### [Exercise details]
Copy out every line of the material below without any changes.

--- begin The data ---

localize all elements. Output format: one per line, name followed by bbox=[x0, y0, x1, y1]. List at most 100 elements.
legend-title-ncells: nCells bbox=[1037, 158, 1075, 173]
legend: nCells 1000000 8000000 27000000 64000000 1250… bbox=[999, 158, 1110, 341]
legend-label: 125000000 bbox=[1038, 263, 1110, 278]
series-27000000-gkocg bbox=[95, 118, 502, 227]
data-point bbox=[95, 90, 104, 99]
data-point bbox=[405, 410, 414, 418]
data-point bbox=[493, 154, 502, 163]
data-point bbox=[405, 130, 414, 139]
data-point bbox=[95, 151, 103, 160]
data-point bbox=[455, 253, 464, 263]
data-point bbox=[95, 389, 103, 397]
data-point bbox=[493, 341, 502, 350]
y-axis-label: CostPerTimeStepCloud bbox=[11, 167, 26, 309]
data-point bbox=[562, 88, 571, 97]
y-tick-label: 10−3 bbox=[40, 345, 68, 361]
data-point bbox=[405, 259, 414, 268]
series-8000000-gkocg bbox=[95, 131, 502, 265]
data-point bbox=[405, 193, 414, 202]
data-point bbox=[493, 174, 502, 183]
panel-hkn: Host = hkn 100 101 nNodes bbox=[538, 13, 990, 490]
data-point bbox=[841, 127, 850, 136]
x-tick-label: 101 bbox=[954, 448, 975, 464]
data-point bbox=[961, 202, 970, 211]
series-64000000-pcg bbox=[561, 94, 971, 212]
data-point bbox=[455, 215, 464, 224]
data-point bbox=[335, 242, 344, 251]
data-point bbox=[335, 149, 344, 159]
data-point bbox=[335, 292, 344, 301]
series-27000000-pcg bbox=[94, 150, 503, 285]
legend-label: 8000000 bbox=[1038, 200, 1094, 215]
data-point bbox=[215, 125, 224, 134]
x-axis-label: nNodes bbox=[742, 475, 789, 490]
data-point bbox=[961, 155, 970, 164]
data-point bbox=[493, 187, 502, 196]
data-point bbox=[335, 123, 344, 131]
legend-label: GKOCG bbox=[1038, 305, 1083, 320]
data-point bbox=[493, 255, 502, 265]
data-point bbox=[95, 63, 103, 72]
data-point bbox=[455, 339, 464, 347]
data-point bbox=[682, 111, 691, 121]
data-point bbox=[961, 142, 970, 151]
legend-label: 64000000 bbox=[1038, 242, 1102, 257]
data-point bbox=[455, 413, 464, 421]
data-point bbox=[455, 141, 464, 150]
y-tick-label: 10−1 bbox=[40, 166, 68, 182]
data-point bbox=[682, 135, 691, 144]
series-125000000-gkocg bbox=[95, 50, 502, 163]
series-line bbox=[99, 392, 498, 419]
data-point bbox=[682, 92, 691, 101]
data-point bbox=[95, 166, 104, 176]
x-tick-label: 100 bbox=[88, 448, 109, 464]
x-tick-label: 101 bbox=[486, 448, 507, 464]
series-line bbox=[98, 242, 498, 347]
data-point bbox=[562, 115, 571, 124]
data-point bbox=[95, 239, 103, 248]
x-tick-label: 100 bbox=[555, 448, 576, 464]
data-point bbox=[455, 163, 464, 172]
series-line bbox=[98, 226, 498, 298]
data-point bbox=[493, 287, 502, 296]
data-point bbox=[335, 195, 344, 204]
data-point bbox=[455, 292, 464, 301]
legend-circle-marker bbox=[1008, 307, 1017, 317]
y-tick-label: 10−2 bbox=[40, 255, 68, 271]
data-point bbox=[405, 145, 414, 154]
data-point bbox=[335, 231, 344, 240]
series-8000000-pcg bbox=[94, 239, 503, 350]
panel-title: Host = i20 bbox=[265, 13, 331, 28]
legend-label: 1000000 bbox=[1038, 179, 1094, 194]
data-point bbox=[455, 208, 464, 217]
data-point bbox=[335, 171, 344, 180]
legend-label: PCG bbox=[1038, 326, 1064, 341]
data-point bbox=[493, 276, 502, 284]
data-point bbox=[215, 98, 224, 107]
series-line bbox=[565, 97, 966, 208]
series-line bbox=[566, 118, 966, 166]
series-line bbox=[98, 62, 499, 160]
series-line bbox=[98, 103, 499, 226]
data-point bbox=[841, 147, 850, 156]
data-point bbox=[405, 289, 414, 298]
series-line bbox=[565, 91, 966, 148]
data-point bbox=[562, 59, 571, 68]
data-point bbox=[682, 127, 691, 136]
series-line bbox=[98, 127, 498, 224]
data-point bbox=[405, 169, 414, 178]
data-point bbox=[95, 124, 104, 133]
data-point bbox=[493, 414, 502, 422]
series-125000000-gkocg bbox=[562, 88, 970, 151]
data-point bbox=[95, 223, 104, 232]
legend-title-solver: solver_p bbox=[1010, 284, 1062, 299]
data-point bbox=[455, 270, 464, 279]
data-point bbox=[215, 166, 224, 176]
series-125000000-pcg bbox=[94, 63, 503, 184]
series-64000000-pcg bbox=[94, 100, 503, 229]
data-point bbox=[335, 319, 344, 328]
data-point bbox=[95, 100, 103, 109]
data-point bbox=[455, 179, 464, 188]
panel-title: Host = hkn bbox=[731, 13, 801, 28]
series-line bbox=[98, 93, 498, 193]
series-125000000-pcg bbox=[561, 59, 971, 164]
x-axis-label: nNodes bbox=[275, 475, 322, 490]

--- end The data ---

### [Response]
localize all elements. Output format: one per line, name followed by bbox=[x0, y0, x1, y1]. List at most 100 elements.
legend-title-ncells: nCells bbox=[1037, 158, 1075, 173]
legend: nCells 1000000 8000000 27000000 64000000 1250… bbox=[999, 158, 1110, 341]
legend-label: 125000000 bbox=[1038, 263, 1110, 278]
series-27000000-gkocg bbox=[95, 118, 502, 227]
data-point bbox=[95, 90, 104, 99]
data-point bbox=[405, 410, 414, 418]
data-point bbox=[493, 154, 502, 163]
data-point bbox=[405, 130, 414, 139]
data-point bbox=[95, 151, 103, 160]
data-point bbox=[455, 253, 464, 263]
data-point bbox=[95, 389, 103, 397]
data-point bbox=[493, 341, 502, 350]
y-axis-label: CostPerTimeStepCloud bbox=[11, 167, 26, 309]
data-point bbox=[562, 88, 571, 97]
y-tick-label: 10−3 bbox=[40, 345, 68, 361]
data-point bbox=[405, 259, 414, 268]
series-8000000-gkocg bbox=[95, 131, 502, 265]
data-point bbox=[405, 193, 414, 202]
data-point bbox=[493, 174, 502, 183]
panel-hkn: Host = hkn 100 101 nNodes bbox=[538, 13, 990, 490]
data-point bbox=[841, 127, 850, 136]
x-tick-label: 101 bbox=[954, 448, 975, 464]
data-point bbox=[961, 202, 970, 211]
series-64000000-pcg bbox=[561, 94, 971, 212]
data-point bbox=[455, 215, 464, 224]
data-point bbox=[335, 242, 344, 251]
data-point bbox=[335, 149, 344, 159]
data-point bbox=[335, 292, 344, 301]
series-27000000-pcg bbox=[94, 150, 503, 285]
legend-label: 8000000 bbox=[1038, 200, 1094, 215]
data-point bbox=[215, 125, 224, 134]
x-axis-label: nNodes bbox=[742, 475, 789, 490]
data-point bbox=[961, 155, 970, 164]
data-point bbox=[493, 187, 502, 196]
data-point bbox=[335, 123, 344, 131]
legend-label: GKOCG bbox=[1038, 305, 1083, 320]
data-point bbox=[493, 255, 502, 265]
data-point bbox=[95, 63, 103, 72]
data-point bbox=[455, 339, 464, 347]
data-point bbox=[682, 111, 691, 121]
data-point bbox=[961, 142, 970, 151]
legend-label: 64000000 bbox=[1038, 242, 1102, 257]
data-point bbox=[455, 413, 464, 421]
data-point bbox=[455, 141, 464, 150]
y-tick-label: 10−1 bbox=[40, 166, 68, 182]
data-point bbox=[682, 135, 691, 144]
series-125000000-gkocg bbox=[95, 50, 502, 163]
series-line bbox=[99, 392, 498, 419]
data-point bbox=[682, 92, 691, 101]
data-point bbox=[95, 166, 104, 176]
x-tick-label: 100 bbox=[88, 448, 109, 464]
x-tick-label: 101 bbox=[486, 448, 507, 464]
series-line bbox=[98, 242, 498, 347]
data-point bbox=[562, 115, 571, 124]
data-point bbox=[95, 239, 103, 248]
x-tick-label: 100 bbox=[555, 448, 576, 464]
data-point bbox=[455, 163, 464, 172]
series-line bbox=[98, 226, 498, 298]
data-point bbox=[493, 287, 502, 296]
data-point bbox=[335, 195, 344, 204]
data-point bbox=[455, 292, 464, 301]
legend-circle-marker bbox=[1008, 307, 1017, 317]
y-tick-label: 10−2 bbox=[40, 255, 68, 271]
data-point bbox=[405, 145, 414, 154]
data-point bbox=[335, 231, 344, 240]
series-8000000-pcg bbox=[94, 239, 503, 350]
panel-title: Host = i20 bbox=[265, 13, 331, 28]
legend-label: 1000000 bbox=[1038, 179, 1094, 194]
data-point bbox=[455, 208, 464, 217]
data-point bbox=[335, 171, 344, 180]
legend-label: PCG bbox=[1038, 326, 1064, 341]
data-point bbox=[493, 276, 502, 284]
data-point bbox=[215, 98, 224, 107]
series-line bbox=[565, 97, 966, 208]
series-line bbox=[566, 118, 966, 166]
series-line bbox=[98, 62, 499, 160]
series-line bbox=[98, 103, 499, 226]
data-point bbox=[841, 147, 850, 156]
data-point bbox=[405, 289, 414, 298]
series-line bbox=[565, 91, 966, 148]
data-point bbox=[562, 59, 571, 68]
data-point bbox=[682, 127, 691, 136]
series-line bbox=[98, 127, 498, 224]
data-point bbox=[405, 169, 414, 178]
data-point bbox=[95, 124, 104, 133]
data-point bbox=[493, 414, 502, 422]
series-125000000-gkocg bbox=[562, 88, 970, 151]
data-point bbox=[95, 223, 104, 232]
legend-title-solver: solver_p bbox=[1010, 284, 1062, 299]
data-point bbox=[455, 270, 464, 279]
data-point bbox=[215, 166, 224, 176]
series-125000000-pcg bbox=[94, 63, 503, 184]
series-64000000-pcg bbox=[94, 100, 503, 229]
data-point bbox=[335, 319, 344, 328]
data-point bbox=[95, 100, 103, 109]
data-point bbox=[455, 179, 464, 188]
panel-title: Host = hkn bbox=[731, 13, 801, 28]
series-line bbox=[98, 93, 498, 193]
series-125000000-pcg bbox=[561, 59, 971, 164]
x-axis-label: nNodes bbox=[275, 475, 322, 490]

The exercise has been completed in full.